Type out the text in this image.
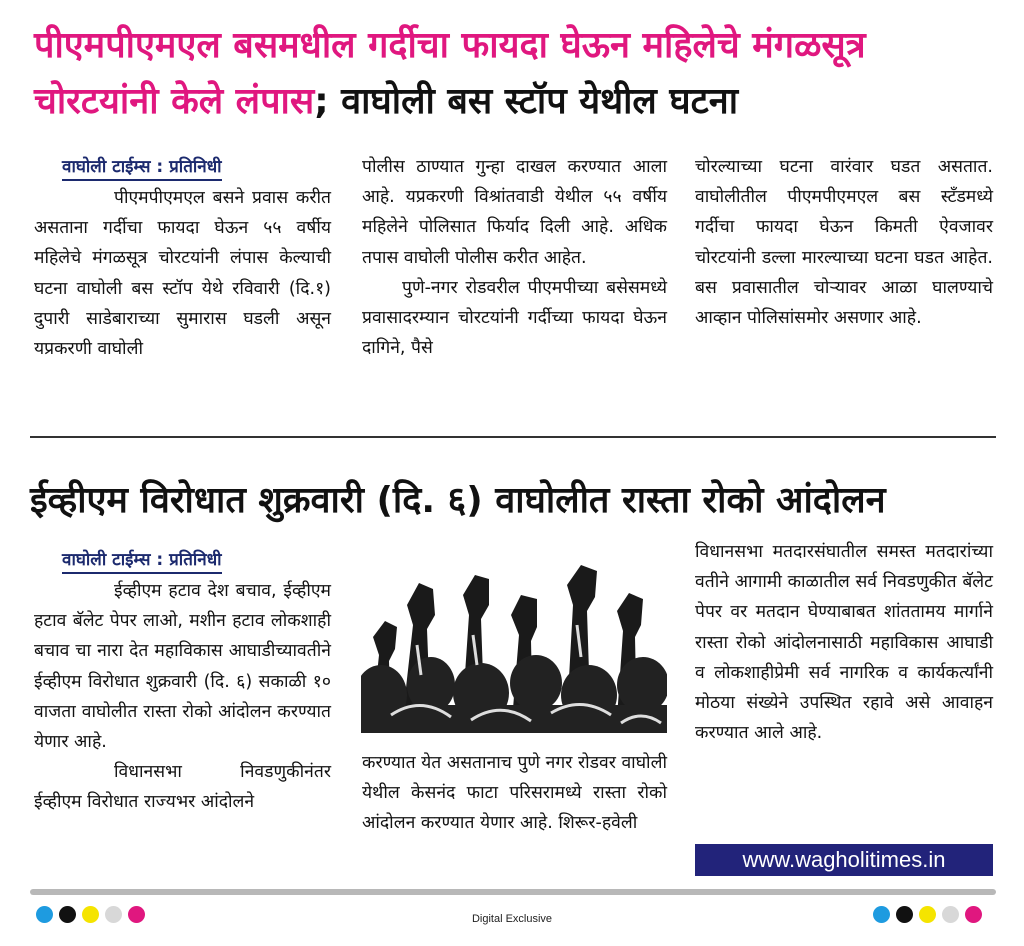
पीएमपीएमएल बसमधील गर्दीचा फायदा घेऊन महिलेचे मंगळसूत्र चोरटयांनी केले लंपास; वाघोली बस स्टॉप येथील घटना
वाघोली टाईम्स : प्रतिनिधी

पीएमपीएमएल बसने प्रवास करीत असताना गर्दीचा फायदा घेऊन ५५ वर्षीय महिलेचे मंगळसूत्र चोरटयांनी लंपास केल्याची घटना वाघोली बस स्टॉप येथे रविवारी (दि.१) दुपारी साडेबाराच्या सुमारास घडली असून यप्रकरणी वाघोली

पोलीस ठाण्यात गुन्हा दाखल करण्यात आला आहे. यप्रकरणी विश्रांतवाडी येथील ५५ वर्षीय महिलेने पोलिसात फिर्याद दिली आहे. अधिक तपास वाघोली पोलीस करीत आहेत.

पुणे-नगर रोडवरील पीएमपीच्या बसेसमध्ये प्रवासादरम्यान चोरटयांनी गर्दीच्या फायदा घेऊन दागिने, पैसे

चोरल्याच्या घटना वारंवार घडत असतात. वाघोलीतील पीएमपीएमएल बस स्टँडमध्ये गर्दीचा फायदा घेऊन किमती ऐवजावर चोरटयांनी डल्ला मारल्याच्या घटना घडत आहेत. बस प्रवासातील चोऱ्यावर आळा घालण्याचे आव्हान पोलिसांसमोर असणार आहे.

ईव्हीएम विरोधात शुक्रवारी (दि. ६) वाघोलीत रास्ता रोको आंदोलन
वाघोली टाईम्स : प्रतिनिधी

ईव्हीएम हटाव देश बचाव, ईव्हीएम हटाव बॅलेट पेपर लाओ, मशीन हटाव लोकशाही बचाव चा नारा देत महाविकास आघाडीच्यावतीने ईव्हीएम विरोधात शुक्रवारी (दि. ६) सकाळी १० वाजता वाघोलीत रास्ता रोको आंदोलन करण्यात येणार आहे.

विधानसभा निवडणुकीनंतर ईव्हीएम विरोधात राज्यभर आंदोलने

करण्यात येत असतानाच पुणे नगर रोडवर वाघोली येथील केसनंद फाटा परिसरामध्ये रास्ता रोको आंदोलन करण्यात येणार आहे. शिरूर-हवेली

विधानसभा मतदारसंघातील समस्त मतदारांच्या वतीने आगामी काळातील सर्व निवडणुकीत बॅलेट पेपर वर मतदान घेण्याबाबत शांततामय मार्गाने रास्ता रोको आंदोलनासाठी महाविकास आघाडी व लोकशाहीप्रेमी सर्व नागरिक व कार्यकर्त्यांनी मोठया संख्येने उपस्थित रहावे असे आवाहन करण्यात आले आहे.

www.wagholitimes.in
Digital Exclusive
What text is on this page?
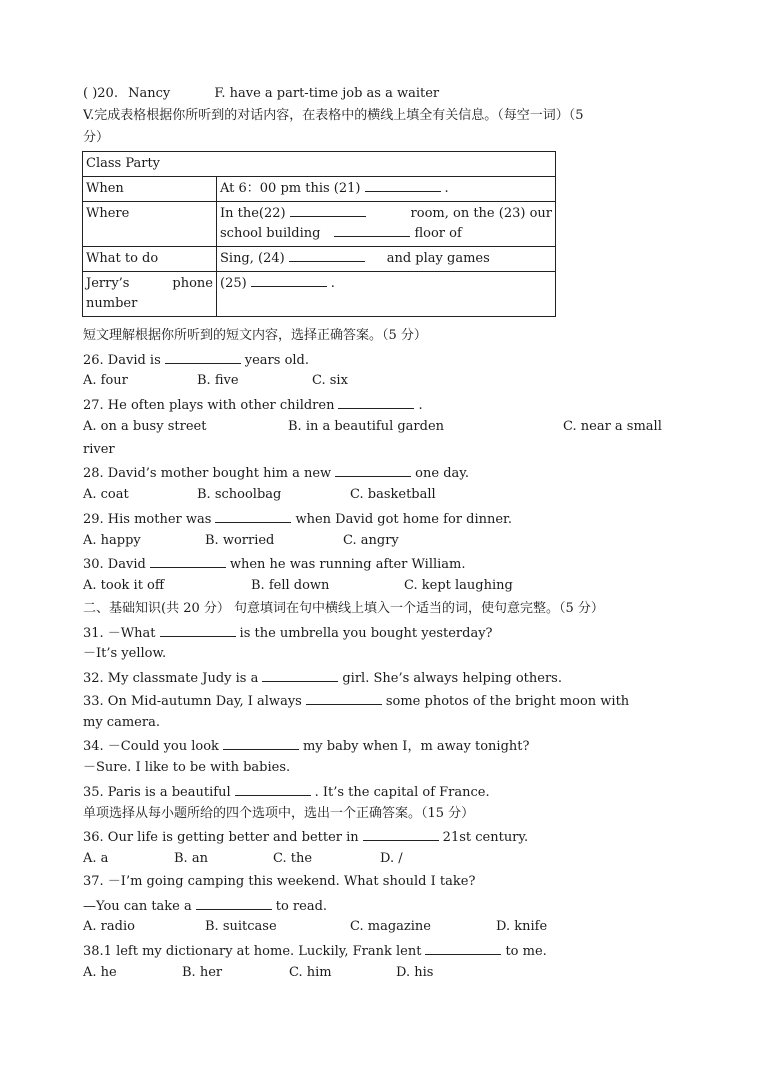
( )20. Nancy	F. have a part-time job as a waiter
V.完成表格根据你所听到的对话内容，在表格中的横线上填全有关信息。（每空一词）（5
分）
Class Party	
When	At 6：00 pm this (21) .
Where	In the(22) room, on the (23) our
school building floor of

What to do	Sing, (24) and play games

Jerry’s phone
number	(25) .
短文理解根据你所听到的短文内容，选择正确答案。（5 分）
26. David is	years old.
A. four	B. five	C. six
27. He often plays with other children	.
A. on a busy street	B. in a beautiful garden	C. near a small
river
28. David’s mother bought him a new	one day.
A. coat	B. schoolbag	C. basketball
29. His mother was	when David got home for dinner.
A. happy	B. worried	C. angry
30. David	when he was running after William.
A. took it off	B. fell down	C. kept laughing
二、基础知识(共 20 分） 句意填词在句中横线上填入一个适当的词，使句意完整。（5 分）
31. －What	is the umbrella you bought yesterday?
－It’s yellow.
32. My classmate Judy is a	girl. She’s always helping others.
33. On Mid-autumn Day, I always	some photos of the bright moon with
my camera.
34. －Could you look	my baby when I，m away tonight?
－Sure. I like to be with babies.
35. Paris is a beautiful	. It’s the capital of France.
单项选择从每小题所给的四个选项中，选出一个正确答案。（15 分）
36. Our life is getting better and better in	21st century.
A. a	B. an	C. the	D. /
37. －I’m going camping this weekend. What should I take?
—You can take a	to read.
A. radio	B. suitcase	C. magazine	D. knife
38.1 left my dictionary at home. Luckily, Frank lent	to me.
A. he	B. her	C. him	D. his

Exercise instructions:
Tell how many lines above contain the word "take". Give the number alone.

Output:
2